▶ [EXERCISE REQUIREMENTS]:
(a) According to the CheckThread post, why must an Android app move long-running operations such as network and disk IO to background threads?
(b) Print the CheckThread post from "Writing correct multithreaded" to "update the UI.".
(c) Carry on the CheckThread post from its final sentence.

+++ EXTRACT

Squashing bugs in multithreaded Android code with CheckThread

Writing correct multithreaded code is difficult, and writing Android apps is no exception. Like many mobile platforms, Android’s UI framework is single threaded and requires the application developer to manage threads with no thread-safe guarantee. If your app is more complicated than “Hello, World!” you can’t escape writing multithreaded code. For example, to build a smooth and responsive UI, you will have to move long running operations like network and disk IO to background threads and then return to the UI thread to update the UI.

Thankfully, Android provides some tools to make this easier such as the AsyncTask utility class and the StrictMode API. You can also use good software development practices such as adhering to strict code style and requiring careful code review of code that involve the UI thread. Unfortunately, these approaches require diligence, are prone to human error, or only catch errors at runtime.

CheckThread for Android

CheckThread is an open source project authored by Joe Conti that provides annotations and a simple static analysis tool for verifying certain contracts in multithreaded programs. It’s not a brand new project and it’s not very difficult to use, but it hasn’t had a very high adoption for Android apps. It offers an automated alternative to exclusively using comments and code review to ensuring no bugs related to the UI thread are introduced in your code. The annotations provided by CheckThread are: @ThreadSafe, @NotThreadSafe, @ThreadConfined

ThreadSafe and NotThreadSafe are described in Java Concurrency in Practice, and CheckThread enforces the same semantics that book defines. For the purposes of this blog post, the only annotation that we’ll be using is ThreadConfined.

++++++
+++ MATERIAL SHOWN

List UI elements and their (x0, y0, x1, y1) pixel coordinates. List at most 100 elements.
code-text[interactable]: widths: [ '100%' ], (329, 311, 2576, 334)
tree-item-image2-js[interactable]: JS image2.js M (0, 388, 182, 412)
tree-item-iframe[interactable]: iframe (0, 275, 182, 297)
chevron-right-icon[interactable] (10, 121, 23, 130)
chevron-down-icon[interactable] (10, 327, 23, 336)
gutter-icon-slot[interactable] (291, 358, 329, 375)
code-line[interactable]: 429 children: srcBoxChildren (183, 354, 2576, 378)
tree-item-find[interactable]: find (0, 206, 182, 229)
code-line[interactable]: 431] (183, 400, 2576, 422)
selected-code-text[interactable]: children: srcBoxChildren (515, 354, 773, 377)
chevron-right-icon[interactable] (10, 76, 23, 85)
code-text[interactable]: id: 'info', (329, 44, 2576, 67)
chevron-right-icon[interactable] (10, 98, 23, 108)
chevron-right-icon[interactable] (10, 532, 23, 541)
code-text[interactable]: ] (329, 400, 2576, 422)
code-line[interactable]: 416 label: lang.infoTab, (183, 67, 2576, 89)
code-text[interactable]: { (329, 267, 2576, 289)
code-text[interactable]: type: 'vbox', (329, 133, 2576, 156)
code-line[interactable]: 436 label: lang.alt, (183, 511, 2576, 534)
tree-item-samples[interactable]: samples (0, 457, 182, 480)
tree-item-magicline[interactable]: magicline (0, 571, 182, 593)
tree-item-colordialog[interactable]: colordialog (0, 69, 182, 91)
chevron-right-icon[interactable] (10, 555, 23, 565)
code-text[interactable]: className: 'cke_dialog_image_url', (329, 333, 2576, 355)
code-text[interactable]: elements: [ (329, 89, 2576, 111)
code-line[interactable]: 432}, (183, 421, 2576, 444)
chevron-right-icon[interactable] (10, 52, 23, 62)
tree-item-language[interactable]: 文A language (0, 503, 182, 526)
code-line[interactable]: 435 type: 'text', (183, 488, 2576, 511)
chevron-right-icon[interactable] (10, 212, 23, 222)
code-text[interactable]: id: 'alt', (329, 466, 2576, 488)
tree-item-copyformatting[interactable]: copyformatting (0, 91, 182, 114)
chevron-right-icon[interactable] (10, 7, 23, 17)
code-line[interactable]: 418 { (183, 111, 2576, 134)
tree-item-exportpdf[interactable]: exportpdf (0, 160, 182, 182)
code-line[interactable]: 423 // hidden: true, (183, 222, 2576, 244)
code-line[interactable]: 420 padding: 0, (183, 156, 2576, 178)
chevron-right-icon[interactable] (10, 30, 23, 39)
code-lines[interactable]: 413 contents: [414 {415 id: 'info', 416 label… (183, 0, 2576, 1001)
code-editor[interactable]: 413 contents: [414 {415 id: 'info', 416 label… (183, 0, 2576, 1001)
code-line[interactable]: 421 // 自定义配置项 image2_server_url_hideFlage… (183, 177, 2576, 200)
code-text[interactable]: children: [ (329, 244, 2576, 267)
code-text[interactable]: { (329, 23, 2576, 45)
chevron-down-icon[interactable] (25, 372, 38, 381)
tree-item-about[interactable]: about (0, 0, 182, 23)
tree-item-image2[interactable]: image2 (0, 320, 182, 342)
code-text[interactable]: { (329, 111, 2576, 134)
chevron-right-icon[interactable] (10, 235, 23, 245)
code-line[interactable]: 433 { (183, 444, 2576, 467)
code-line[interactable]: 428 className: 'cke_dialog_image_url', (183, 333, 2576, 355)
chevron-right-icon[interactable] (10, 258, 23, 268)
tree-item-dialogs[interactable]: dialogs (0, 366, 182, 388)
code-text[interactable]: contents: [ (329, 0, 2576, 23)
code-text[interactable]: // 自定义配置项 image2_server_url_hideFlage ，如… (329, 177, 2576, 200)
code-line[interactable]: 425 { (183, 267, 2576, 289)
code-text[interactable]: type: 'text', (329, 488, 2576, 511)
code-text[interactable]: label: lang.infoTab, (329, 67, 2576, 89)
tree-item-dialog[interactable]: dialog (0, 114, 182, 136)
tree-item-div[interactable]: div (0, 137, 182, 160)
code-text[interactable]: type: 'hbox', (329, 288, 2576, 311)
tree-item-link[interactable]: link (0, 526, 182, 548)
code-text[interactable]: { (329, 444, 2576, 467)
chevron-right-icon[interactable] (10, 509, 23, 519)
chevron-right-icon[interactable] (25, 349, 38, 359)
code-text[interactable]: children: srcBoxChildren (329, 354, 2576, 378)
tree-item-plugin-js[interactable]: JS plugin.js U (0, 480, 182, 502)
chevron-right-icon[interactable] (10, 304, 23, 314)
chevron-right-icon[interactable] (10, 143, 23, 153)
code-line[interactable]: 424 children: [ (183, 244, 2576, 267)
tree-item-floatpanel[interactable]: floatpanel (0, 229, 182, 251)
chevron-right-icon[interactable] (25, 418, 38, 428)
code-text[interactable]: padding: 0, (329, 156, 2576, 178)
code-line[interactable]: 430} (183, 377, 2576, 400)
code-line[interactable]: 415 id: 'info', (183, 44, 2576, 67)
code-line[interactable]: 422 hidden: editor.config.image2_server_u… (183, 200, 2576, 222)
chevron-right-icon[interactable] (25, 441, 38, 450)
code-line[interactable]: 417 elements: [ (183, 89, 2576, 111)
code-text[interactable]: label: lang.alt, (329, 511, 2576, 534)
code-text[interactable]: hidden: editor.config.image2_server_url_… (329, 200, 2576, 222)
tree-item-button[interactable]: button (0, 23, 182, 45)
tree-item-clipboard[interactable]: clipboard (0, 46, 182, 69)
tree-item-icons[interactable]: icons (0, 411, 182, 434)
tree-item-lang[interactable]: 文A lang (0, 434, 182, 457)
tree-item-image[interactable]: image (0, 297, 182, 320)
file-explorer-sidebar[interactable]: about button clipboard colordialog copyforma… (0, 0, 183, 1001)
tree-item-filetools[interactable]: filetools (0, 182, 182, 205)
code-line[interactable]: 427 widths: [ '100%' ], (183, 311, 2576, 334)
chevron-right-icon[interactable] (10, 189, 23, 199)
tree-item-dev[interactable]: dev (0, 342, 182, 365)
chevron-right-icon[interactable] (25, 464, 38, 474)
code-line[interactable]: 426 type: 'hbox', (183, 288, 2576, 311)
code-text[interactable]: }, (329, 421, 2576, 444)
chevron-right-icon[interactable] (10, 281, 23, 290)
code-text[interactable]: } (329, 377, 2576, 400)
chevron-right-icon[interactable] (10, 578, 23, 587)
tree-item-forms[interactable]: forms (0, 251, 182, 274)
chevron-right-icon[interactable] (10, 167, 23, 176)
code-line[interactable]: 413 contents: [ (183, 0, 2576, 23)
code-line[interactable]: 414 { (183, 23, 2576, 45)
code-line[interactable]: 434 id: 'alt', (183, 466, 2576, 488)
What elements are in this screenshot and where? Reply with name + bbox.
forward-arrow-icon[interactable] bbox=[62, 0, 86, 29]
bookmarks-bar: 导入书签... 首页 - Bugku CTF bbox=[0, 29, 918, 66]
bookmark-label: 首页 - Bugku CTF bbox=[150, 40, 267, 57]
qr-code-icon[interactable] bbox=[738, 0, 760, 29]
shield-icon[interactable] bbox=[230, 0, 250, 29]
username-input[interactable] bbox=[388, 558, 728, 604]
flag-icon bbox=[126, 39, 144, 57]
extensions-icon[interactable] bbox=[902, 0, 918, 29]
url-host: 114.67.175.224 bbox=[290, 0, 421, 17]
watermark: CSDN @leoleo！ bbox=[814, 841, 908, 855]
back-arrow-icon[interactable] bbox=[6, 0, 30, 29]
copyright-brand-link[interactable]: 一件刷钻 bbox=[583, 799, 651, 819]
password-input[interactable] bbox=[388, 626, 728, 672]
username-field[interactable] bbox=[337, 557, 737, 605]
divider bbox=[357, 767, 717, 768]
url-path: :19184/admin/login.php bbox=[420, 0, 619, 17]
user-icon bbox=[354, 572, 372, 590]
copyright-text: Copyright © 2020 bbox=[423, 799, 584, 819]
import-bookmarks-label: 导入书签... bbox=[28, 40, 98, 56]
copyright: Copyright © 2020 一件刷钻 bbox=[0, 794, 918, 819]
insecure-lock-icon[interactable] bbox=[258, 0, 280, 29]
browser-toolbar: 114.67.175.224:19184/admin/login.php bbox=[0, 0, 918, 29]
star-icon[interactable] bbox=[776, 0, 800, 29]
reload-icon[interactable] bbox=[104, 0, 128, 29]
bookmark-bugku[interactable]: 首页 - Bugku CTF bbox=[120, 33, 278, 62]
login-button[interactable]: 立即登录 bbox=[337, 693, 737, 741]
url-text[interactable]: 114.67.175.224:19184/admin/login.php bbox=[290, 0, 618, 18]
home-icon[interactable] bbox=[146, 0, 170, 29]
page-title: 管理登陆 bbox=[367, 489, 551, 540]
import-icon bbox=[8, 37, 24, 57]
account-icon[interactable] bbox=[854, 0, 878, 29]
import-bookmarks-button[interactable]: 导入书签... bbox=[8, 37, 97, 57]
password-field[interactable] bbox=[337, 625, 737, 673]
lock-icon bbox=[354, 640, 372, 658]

++++++

▶ [SOLVED TASKS]:
(a) The post states that moving long-running operations such as network and disk IO off the UI thread is necessary to build a smooth and responsive UI. The app then returns to the UI thread to update the UI.

(b)
Writing correct multithreaded code is difficult, and writing Android apps is no exception. Like many mobile platforms, Android’s UI framework is single threaded and requires the application developer to manage threads with no thread-safe guarantee. If your app is more complicated than “Hello, World!” you can’t escape writing multithreaded code. For example, to build a smooth and responsive UI, you will have to move long running operations like network and disk IO to background threads and then return to the UI thread to update the UI.

(c)
Thread confinement is a general property of restricting data or code to access from only a single thread. A data structure confined to the stack is inherently thread confined. A method that is only ever called by a single thread is also thread confined. In Android, updates to the UI must be confined to the UI thread. In very concrete terms, this implies that any method that mutates the state of a View should only be called from the UI thread. If this policy is violated, the Android framework may throw a RuntimeException, but also may simply produce undefined behavior, depending on the specific nature of the update to the UI.

CheckThread supports defining thread policies in XML files, so while it would be possible, it’s not necessary to download the source of the Android framework code and manually add annotations to it. Instead, we can simply define a general thread policy to apply to Android framework classes.

Time for an Example

The following example demonstrates how to declare a thread policy in XML, annotate a simple program and run the CheckThread analyzer to catch a couple of bugs.

CheckThread’s XML syntax supports patterns and wildcards which allows you to concisely define policies for Android framework code. In this example we define two Android specific policies. In general this file would contain more definitions for other Android framework classes and could also contain definitions for your own code.

The first policy declares that all methods in Activity and its subclasses that begin with the prefix “on” should be confined to the main thread. Since CheckThread has no built-in concept of the Android framework or of the Activity class we need to inform the static analyzer which thread will call these methods.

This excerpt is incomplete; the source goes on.